**Task description**
Beneath this task is a listing. State how many of its lines include the string "name", giving nothing but the number.

-------- Data for this exercise

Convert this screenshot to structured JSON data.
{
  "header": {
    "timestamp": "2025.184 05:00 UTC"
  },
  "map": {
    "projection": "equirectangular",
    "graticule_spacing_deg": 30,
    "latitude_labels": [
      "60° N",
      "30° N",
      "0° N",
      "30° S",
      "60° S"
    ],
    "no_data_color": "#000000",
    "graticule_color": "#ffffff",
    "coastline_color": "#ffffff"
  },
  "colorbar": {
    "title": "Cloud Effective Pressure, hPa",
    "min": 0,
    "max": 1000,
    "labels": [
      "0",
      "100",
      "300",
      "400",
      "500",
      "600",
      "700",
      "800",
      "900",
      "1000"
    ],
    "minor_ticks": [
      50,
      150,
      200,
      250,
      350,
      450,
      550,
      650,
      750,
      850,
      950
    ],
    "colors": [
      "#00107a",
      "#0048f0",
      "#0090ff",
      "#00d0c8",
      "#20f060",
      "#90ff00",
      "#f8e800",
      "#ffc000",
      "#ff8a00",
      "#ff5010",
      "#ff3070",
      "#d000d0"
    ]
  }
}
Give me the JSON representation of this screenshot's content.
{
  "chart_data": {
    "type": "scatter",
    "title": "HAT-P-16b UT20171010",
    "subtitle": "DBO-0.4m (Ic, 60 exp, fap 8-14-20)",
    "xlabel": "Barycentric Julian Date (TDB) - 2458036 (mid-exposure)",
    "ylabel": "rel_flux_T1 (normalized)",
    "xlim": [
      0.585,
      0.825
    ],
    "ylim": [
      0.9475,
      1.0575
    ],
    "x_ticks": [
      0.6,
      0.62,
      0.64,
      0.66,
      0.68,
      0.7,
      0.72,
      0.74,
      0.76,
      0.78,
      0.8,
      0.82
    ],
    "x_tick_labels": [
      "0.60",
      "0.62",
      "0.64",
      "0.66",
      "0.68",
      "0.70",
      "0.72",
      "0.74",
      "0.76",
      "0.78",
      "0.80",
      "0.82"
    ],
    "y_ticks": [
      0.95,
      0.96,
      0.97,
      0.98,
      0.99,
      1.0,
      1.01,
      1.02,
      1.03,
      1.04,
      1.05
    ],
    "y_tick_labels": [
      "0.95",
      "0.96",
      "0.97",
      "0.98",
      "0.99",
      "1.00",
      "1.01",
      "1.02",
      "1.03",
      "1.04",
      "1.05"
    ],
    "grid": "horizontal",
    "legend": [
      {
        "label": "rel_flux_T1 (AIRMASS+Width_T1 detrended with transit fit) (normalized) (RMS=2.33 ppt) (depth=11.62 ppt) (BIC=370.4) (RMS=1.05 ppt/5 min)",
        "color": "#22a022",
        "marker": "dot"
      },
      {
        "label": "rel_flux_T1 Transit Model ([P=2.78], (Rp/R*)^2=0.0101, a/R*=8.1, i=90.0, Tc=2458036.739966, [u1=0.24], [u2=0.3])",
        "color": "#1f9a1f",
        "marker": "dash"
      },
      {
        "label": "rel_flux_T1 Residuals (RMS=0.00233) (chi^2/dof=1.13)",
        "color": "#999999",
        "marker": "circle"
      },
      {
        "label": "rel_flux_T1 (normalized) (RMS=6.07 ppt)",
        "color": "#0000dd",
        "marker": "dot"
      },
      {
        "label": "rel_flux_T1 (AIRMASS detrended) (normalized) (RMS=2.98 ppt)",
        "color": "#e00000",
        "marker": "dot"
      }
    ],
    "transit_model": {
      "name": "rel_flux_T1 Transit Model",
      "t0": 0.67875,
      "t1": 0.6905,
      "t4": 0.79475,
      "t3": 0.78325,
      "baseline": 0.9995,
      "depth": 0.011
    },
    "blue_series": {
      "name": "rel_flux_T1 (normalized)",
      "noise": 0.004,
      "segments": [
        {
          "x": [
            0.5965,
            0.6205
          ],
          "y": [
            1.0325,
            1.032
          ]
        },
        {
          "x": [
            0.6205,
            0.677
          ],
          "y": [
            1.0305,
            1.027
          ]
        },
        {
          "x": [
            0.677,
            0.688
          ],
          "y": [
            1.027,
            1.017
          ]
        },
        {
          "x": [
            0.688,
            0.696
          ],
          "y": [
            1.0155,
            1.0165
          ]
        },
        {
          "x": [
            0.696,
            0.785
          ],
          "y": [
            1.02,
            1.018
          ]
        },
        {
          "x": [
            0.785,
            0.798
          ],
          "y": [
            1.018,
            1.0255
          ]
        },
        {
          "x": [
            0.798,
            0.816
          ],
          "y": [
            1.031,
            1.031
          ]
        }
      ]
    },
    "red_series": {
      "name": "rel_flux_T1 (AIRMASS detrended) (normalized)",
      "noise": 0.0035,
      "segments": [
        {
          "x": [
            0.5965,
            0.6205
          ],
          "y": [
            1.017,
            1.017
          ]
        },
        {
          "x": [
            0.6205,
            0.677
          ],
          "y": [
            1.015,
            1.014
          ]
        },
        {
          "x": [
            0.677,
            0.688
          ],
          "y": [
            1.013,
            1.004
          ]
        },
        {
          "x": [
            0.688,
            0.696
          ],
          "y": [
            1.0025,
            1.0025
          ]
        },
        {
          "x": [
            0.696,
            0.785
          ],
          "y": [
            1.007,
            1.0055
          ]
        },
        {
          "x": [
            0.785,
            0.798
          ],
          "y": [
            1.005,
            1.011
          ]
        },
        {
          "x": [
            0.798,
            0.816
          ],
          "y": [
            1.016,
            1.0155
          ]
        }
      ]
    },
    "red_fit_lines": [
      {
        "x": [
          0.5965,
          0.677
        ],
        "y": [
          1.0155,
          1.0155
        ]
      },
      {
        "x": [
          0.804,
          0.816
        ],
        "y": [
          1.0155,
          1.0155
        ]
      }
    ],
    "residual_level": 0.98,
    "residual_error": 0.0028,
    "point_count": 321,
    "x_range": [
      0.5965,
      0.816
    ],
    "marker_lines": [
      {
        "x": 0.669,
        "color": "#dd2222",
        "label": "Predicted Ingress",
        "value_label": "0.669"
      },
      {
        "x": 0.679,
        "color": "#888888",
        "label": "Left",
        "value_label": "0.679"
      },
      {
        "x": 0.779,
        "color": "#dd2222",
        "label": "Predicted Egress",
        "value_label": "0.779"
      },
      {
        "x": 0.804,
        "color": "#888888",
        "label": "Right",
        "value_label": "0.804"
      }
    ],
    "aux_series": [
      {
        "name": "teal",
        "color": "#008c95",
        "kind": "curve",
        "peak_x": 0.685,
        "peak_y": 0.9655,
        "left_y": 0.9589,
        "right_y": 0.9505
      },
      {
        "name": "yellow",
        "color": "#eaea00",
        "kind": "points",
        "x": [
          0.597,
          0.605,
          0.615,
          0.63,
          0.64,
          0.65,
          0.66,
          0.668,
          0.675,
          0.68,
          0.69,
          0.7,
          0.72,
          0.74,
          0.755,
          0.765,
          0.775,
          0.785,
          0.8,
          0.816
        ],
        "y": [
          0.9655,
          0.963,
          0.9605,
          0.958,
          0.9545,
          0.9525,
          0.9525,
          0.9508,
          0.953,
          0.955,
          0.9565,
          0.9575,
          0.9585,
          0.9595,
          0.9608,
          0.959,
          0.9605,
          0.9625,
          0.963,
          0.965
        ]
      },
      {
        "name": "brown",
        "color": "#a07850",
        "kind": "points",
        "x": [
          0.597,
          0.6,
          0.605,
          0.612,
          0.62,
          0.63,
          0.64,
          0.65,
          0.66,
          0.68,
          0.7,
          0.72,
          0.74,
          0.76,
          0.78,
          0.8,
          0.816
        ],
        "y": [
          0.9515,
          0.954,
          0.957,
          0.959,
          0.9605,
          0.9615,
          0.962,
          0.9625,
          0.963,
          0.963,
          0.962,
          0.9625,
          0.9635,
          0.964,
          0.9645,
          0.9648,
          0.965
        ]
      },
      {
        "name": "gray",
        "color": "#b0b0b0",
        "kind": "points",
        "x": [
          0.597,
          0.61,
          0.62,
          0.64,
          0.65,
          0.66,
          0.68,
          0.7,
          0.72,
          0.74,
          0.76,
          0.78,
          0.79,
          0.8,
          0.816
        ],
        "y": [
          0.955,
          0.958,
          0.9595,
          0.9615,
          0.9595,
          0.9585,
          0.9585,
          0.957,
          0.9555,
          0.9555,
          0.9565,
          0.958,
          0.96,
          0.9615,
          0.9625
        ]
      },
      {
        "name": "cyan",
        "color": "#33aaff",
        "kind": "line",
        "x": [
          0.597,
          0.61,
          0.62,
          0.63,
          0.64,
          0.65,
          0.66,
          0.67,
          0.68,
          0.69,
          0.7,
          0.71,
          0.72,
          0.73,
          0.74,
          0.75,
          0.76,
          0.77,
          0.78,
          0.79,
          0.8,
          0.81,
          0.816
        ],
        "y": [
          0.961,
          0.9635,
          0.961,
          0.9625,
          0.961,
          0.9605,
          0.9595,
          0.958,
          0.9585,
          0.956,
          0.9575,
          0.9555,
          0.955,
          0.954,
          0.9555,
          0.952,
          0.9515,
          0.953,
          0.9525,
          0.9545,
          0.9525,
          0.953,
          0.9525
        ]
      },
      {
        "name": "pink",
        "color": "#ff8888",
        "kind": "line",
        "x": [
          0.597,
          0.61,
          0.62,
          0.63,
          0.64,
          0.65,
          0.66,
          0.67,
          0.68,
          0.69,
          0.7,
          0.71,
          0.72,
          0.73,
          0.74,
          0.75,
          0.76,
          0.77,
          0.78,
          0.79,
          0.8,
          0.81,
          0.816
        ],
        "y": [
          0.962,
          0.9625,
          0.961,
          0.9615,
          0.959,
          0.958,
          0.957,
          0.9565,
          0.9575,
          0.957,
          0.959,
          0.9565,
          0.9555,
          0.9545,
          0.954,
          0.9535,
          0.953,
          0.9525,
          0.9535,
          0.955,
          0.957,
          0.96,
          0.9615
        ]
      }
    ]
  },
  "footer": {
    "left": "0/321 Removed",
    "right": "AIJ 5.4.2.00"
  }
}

----------------

**Final result**
9